What you should do
Restate the full listing word for word and leave the pictures out.
╭─ Input
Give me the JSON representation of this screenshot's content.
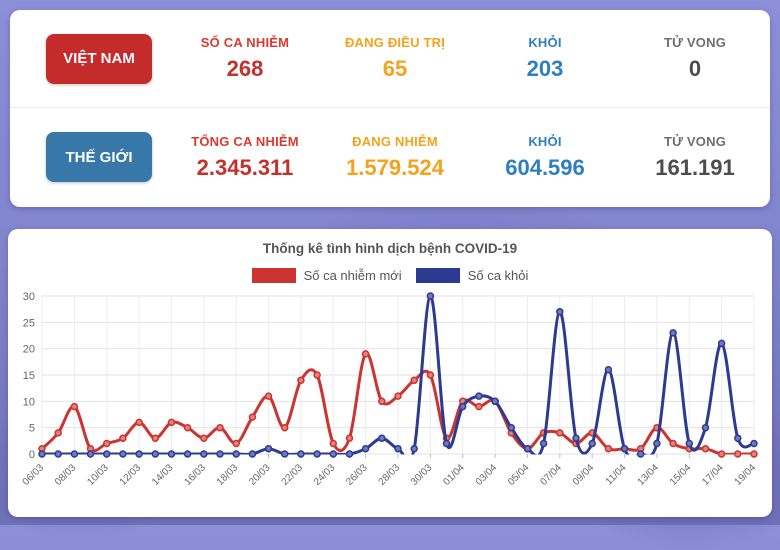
{
  "stats_panel": {
    "rows": [
      {
        "id": "vietnam",
        "button_label": "VIỆT NAM",
        "button_color": "#c62b2b",
        "stats": [
          {
            "label": "SỐ CA NHIỄM",
            "value": "268",
            "color": "#d93a32",
            "value_color": "#c4312d"
          },
          {
            "label": "ĐANG ĐIỀU TRỊ",
            "value": "65",
            "color": "#f5a21d",
            "value_color": "#f5a21d"
          },
          {
            "label": "KHỎI",
            "value": "203",
            "color": "#2e7fc1",
            "value_color": "#2e7fc1"
          },
          {
            "label": "TỬ VONG",
            "value": "0",
            "color": "#6e6e6e",
            "value_color": "#4d4d4d"
          }
        ]
      },
      {
        "id": "the-gioi",
        "button_label": "THẾ GIỚI",
        "button_color": "#3778a9",
        "stats": [
          {
            "label": "TỔNG CA NHIỄM",
            "value": "2.345.311",
            "color": "#d93a32",
            "value_color": "#c4312d"
          },
          {
            "label": "ĐANG NHIỄM",
            "value": "1.579.524",
            "color": "#f5a21d",
            "value_color": "#f5a21d"
          },
          {
            "label": "KHỎI",
            "value": "604.596",
            "color": "#2e7fc1",
            "value_color": "#2e7fc1"
          },
          {
            "label": "TỬ VONG",
            "value": "161.191",
            "color": "#6e6e6e",
            "value_color": "#4d4d4d"
          }
        ]
      }
    ]
  },
  "chart_data": {
    "type": "line",
    "title": "Thống kê tình hình dịch bệnh COVID-19",
    "x_tick_labels": [
      "06/03",
      "08/03",
      "10/03",
      "12/03",
      "14/03",
      "16/03",
      "18/03",
      "20/03",
      "22/03",
      "24/03",
      "26/03",
      "28/03",
      "30/03",
      "01/04",
      "03/04",
      "05/04",
      "07/04",
      "09/04",
      "11/04",
      "13/04",
      "15/04",
      "17/04",
      "19/04"
    ],
    "points_per_tick": 2,
    "x_points": 45,
    "series": [
      {
        "name": "Số ca nhiễm mới",
        "color": "#cb3430",
        "marker_fill": "#e0837a",
        "values": [
          1,
          4,
          9,
          1,
          2,
          3,
          6,
          3,
          6,
          5,
          3,
          5,
          2,
          7,
          11,
          5,
          14,
          15,
          2,
          3,
          19,
          10,
          11,
          14,
          15,
          3,
          10,
          9,
          10,
          4,
          1,
          4,
          4,
          2,
          4,
          1,
          1,
          1,
          5,
          2,
          1,
          1,
          0,
          0,
          0
        ]
      },
      {
        "name": "Số ca khỏi",
        "color": "#2c3a92",
        "marker_fill": "#7079bc",
        "values": [
          0,
          0,
          0,
          0,
          0,
          0,
          0,
          0,
          0,
          0,
          0,
          0,
          0,
          0,
          1,
          0,
          0,
          0,
          0,
          0,
          1,
          3,
          1,
          1,
          30,
          2,
          9,
          11,
          10,
          5,
          1,
          2,
          27,
          3,
          2,
          16,
          1,
          0,
          2,
          23,
          2,
          5,
          21,
          3,
          2
        ]
      }
    ],
    "ylim": [
      0,
      30
    ],
    "yticks": [
      0,
      5,
      10,
      15,
      20,
      25,
      30
    ],
    "grid": true,
    "legend_position": "top"
  }
}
╰─
Written solution
Give me the JSON representation of this screenshot's content.
{
  "stats_panel": {
    "rows": [
      {
        "id": "vietnam",
        "button_label": "VIỆT NAM",
        "button_color": "#c62b2b",
        "stats": [
          {
            "label": "SỐ CA NHIỄM",
            "value": "268",
            "color": "#d93a32",
            "value_color": "#c4312d"
          },
          {
            "label": "ĐANG ĐIỀU TRỊ",
            "value": "65",
            "color": "#f5a21d",
            "value_color": "#f5a21d"
          },
          {
            "label": "KHỎI",
            "value": "203",
            "color": "#2e7fc1",
            "value_color": "#2e7fc1"
          },
          {
            "label": "TỬ VONG",
            "value": "0",
            "color": "#6e6e6e",
            "value_color": "#4d4d4d"
          }
        ]
      },
      {
        "id": "the-gioi",
        "button_label": "THẾ GIỚI",
        "button_color": "#3778a9",
        "stats": [
          {
            "label": "TỔNG CA NHIỄM",
            "value": "2.345.311",
            "color": "#d93a32",
            "value_color": "#c4312d"
          },
          {
            "label": "ĐANG NHIỄM",
            "value": "1.579.524",
            "color": "#f5a21d",
            "value_color": "#f5a21d"
          },
          {
            "label": "KHỎI",
            "value": "604.596",
            "color": "#2e7fc1",
            "value_color": "#2e7fc1"
          },
          {
            "label": "TỬ VONG",
            "value": "161.191",
            "color": "#6e6e6e",
            "value_color": "#4d4d4d"
          }
        ]
      }
    ]
  },
  "chart_data": {
    "type": "line",
    "title": "Thống kê tình hình dịch bệnh COVID-19",
    "x_tick_labels": [
      "06/03",
      "08/03",
      "10/03",
      "12/03",
      "14/03",
      "16/03",
      "18/03",
      "20/03",
      "22/03",
      "24/03",
      "26/03",
      "28/03",
      "30/03",
      "01/04",
      "03/04",
      "05/04",
      "07/04",
      "09/04",
      "11/04",
      "13/04",
      "15/04",
      "17/04",
      "19/04"
    ],
    "points_per_tick": 2,
    "x_points": 45,
    "series": [
      {
        "name": "Số ca nhiễm mới",
        "color": "#cb3430",
        "marker_fill": "#e0837a",
        "values": [
          1,
          4,
          9,
          1,
          2,
          3,
          6,
          3,
          6,
          5,
          3,
          5,
          2,
          7,
          11,
          5,
          14,
          15,
          2,
          3,
          19,
          10,
          11,
          14,
          15,
          3,
          10,
          9,
          10,
          4,
          1,
          4,
          4,
          2,
          4,
          1,
          1,
          1,
          5,
          2,
          1,
          1,
          0,
          0,
          0
        ]
      },
      {
        "name": "Số ca khỏi",
        "color": "#2c3a92",
        "marker_fill": "#7079bc",
        "values": [
          0,
          0,
          0,
          0,
          0,
          0,
          0,
          0,
          0,
          0,
          0,
          0,
          0,
          0,
          1,
          0,
          0,
          0,
          0,
          0,
          1,
          3,
          1,
          1,
          30,
          2,
          9,
          11,
          10,
          5,
          1,
          2,
          27,
          3,
          2,
          16,
          1,
          0,
          2,
          23,
          2,
          5,
          21,
          3,
          2
        ]
      }
    ],
    "ylim": [
      0,
      30
    ],
    "yticks": [
      0,
      5,
      10,
      15,
      20,
      25,
      30
    ],
    "grid": true,
    "legend_position": "top"
  }
}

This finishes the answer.